## Brief
Copy out each record below, exactly as given.

## Task data
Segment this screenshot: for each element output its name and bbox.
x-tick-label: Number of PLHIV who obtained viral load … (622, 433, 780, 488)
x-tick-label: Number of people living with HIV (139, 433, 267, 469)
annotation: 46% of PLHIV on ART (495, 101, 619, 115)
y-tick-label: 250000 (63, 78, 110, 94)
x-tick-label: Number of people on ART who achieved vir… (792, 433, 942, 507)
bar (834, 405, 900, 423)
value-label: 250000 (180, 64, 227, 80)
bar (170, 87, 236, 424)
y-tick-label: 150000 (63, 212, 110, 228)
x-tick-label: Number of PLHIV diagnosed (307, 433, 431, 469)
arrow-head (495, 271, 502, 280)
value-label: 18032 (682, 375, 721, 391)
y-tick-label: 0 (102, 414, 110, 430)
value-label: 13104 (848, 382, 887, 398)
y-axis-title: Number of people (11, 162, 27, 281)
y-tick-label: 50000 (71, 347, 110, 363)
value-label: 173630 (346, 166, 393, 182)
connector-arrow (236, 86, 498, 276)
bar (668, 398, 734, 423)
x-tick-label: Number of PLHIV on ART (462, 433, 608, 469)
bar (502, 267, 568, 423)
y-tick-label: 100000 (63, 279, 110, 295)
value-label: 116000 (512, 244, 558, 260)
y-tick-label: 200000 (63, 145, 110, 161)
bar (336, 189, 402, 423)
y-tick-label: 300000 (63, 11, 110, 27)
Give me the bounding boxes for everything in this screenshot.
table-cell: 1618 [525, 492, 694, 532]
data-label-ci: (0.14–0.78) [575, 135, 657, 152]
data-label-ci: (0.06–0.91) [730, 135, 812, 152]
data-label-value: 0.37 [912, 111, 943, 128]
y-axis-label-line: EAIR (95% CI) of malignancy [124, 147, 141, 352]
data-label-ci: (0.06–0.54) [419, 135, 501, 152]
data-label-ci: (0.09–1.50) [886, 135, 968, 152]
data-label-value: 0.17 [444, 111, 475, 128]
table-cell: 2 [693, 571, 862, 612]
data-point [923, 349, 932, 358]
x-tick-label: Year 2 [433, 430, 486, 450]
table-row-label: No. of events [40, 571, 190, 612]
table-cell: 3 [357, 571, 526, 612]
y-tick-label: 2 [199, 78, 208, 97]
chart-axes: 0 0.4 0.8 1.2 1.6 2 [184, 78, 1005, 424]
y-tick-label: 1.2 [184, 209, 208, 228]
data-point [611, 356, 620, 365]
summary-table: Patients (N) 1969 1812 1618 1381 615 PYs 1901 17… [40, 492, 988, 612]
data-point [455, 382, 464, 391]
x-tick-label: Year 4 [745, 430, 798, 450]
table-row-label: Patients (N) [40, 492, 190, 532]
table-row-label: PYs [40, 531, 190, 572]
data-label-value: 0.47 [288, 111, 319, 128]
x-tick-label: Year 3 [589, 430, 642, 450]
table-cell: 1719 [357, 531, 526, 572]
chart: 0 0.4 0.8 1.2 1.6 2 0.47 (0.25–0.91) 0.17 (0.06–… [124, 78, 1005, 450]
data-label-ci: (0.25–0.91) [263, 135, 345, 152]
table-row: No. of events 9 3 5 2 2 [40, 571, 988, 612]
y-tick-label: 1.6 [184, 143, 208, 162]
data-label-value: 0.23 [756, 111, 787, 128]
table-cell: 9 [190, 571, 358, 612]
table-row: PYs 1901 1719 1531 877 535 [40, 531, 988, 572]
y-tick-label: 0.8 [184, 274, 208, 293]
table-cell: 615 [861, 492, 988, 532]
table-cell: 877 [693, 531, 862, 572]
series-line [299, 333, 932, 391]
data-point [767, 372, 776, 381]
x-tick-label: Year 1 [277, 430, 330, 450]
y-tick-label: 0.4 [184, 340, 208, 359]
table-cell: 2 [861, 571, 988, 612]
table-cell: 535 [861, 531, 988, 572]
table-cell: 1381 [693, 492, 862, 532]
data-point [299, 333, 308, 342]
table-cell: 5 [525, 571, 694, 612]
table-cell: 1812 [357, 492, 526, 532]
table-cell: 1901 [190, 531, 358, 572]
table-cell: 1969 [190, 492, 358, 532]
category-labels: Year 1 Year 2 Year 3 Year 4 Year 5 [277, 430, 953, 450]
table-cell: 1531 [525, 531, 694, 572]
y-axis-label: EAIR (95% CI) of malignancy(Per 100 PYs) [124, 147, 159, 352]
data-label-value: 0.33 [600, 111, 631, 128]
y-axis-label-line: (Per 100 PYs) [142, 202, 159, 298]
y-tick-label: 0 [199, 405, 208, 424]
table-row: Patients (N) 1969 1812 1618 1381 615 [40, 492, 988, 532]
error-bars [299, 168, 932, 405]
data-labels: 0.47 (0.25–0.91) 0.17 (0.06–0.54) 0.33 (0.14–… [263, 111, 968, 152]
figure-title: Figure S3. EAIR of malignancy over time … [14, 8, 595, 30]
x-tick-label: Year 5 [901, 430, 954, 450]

## Answer below
Segment this screenshot: for each element output its name and bbox.
x-tick-label: Number of PLHIV who obtained viral load … (622, 433, 780, 488)
x-tick-label: Number of people living with HIV (139, 433, 267, 469)
annotation: 46% of PLHIV on ART (495, 101, 619, 115)
y-tick-label: 250000 (63, 78, 110, 94)
x-tick-label: Number of people on ART who achieved vir… (792, 433, 942, 507)
bar (834, 405, 900, 423)
value-label: 250000 (180, 64, 227, 80)
bar (170, 87, 236, 424)
y-tick-label: 150000 (63, 212, 110, 228)
x-tick-label: Number of PLHIV diagnosed (307, 433, 431, 469)
arrow-head (495, 271, 502, 280)
value-label: 18032 (682, 375, 721, 391)
y-tick-label: 0 (102, 414, 110, 430)
value-label: 13104 (848, 382, 887, 398)
y-axis-title: Number of people (11, 162, 27, 281)
y-tick-label: 50000 (71, 347, 110, 363)
value-label: 173630 (346, 166, 393, 182)
connector-arrow (236, 86, 498, 276)
bar (668, 398, 734, 423)
x-tick-label: Number of PLHIV on ART (462, 433, 608, 469)
bar (502, 267, 568, 423)
y-tick-label: 100000 (63, 279, 110, 295)
value-label: 116000 (512, 244, 558, 260)
y-tick-label: 200000 (63, 145, 110, 161)
bar (336, 189, 402, 423)
y-tick-label: 300000 (63, 11, 110, 27)
Give me the bounding boxes for everything in this screenshot.
table-cell: 1618 [525, 492, 694, 532]
data-label-ci: (0.14–0.78) [575, 135, 657, 152]
data-label-ci: (0.06–0.91) [730, 135, 812, 152]
data-label-value: 0.37 [912, 111, 943, 128]
y-axis-label-line: EAIR (95% CI) of malignancy [124, 147, 141, 352]
data-label-ci: (0.06–0.54) [419, 135, 501, 152]
data-label-ci: (0.09–1.50) [886, 135, 968, 152]
data-label-value: 0.17 [444, 111, 475, 128]
table-cell: 2 [693, 571, 862, 612]
data-point [923, 349, 932, 358]
x-tick-label: Year 2 [433, 430, 486, 450]
table-row-label: No. of events [40, 571, 190, 612]
table-cell: 3 [357, 571, 526, 612]
y-tick-label: 2 [199, 78, 208, 97]
chart-axes: 0 0.4 0.8 1.2 1.6 2 [184, 78, 1005, 424]
y-tick-label: 1.2 [184, 209, 208, 228]
data-point [611, 356, 620, 365]
summary-table: Patients (N) 1969 1812 1618 1381 615 PYs 1901 17… [40, 492, 988, 612]
data-point [455, 382, 464, 391]
x-tick-label: Year 4 [745, 430, 798, 450]
table-row-label: Patients (N) [40, 492, 190, 532]
table-row-label: PYs [40, 531, 190, 572]
data-label-value: 0.47 [288, 111, 319, 128]
x-tick-label: Year 3 [589, 430, 642, 450]
table-cell: 1719 [357, 531, 526, 572]
chart: 0 0.4 0.8 1.2 1.6 2 0.47 (0.25–0.91) 0.17 (0.06–… [124, 78, 1005, 450]
data-label-ci: (0.25–0.91) [263, 135, 345, 152]
table-row: No. of events 9 3 5 2 2 [40, 571, 988, 612]
y-tick-label: 1.6 [184, 143, 208, 162]
data-label-value: 0.23 [756, 111, 787, 128]
table-cell: 9 [190, 571, 358, 612]
table-row: PYs 1901 1719 1531 877 535 [40, 531, 988, 572]
y-tick-label: 0.8 [184, 274, 208, 293]
table-cell: 615 [861, 492, 988, 532]
table-cell: 877 [693, 531, 862, 572]
series-line [299, 333, 932, 391]
data-point [767, 372, 776, 381]
x-tick-label: Year 1 [277, 430, 330, 450]
y-tick-label: 0.4 [184, 340, 208, 359]
table-cell: 2 [861, 571, 988, 612]
table-cell: 535 [861, 531, 988, 572]
table-cell: 1381 [693, 492, 862, 532]
data-point [299, 333, 308, 342]
table-cell: 5 [525, 571, 694, 612]
table-cell: 1812 [357, 492, 526, 532]
table-cell: 1901 [190, 531, 358, 572]
table-cell: 1969 [190, 492, 358, 532]
category-labels: Year 1 Year 2 Year 3 Year 4 Year 5 [277, 430, 953, 450]
table-cell: 1531 [525, 531, 694, 572]
y-axis-label: EAIR (95% CI) of malignancy(Per 100 PYs) [124, 147, 159, 352]
data-label-value: 0.33 [600, 111, 631, 128]
y-axis-label-line: (Per 100 PYs) [142, 202, 159, 298]
y-tick-label: 0 [199, 405, 208, 424]
table-row: Patients (N) 1969 1812 1618 1381 615 [40, 492, 988, 532]
error-bars [299, 168, 932, 405]
data-labels: 0.47 (0.25–0.91) 0.17 (0.06–0.54) 0.33 (0.14–… [263, 111, 968, 152]
figure-title: Figure S3. EAIR of malignancy over time … [14, 8, 595, 30]
x-tick-label: Year 5 [901, 430, 954, 450]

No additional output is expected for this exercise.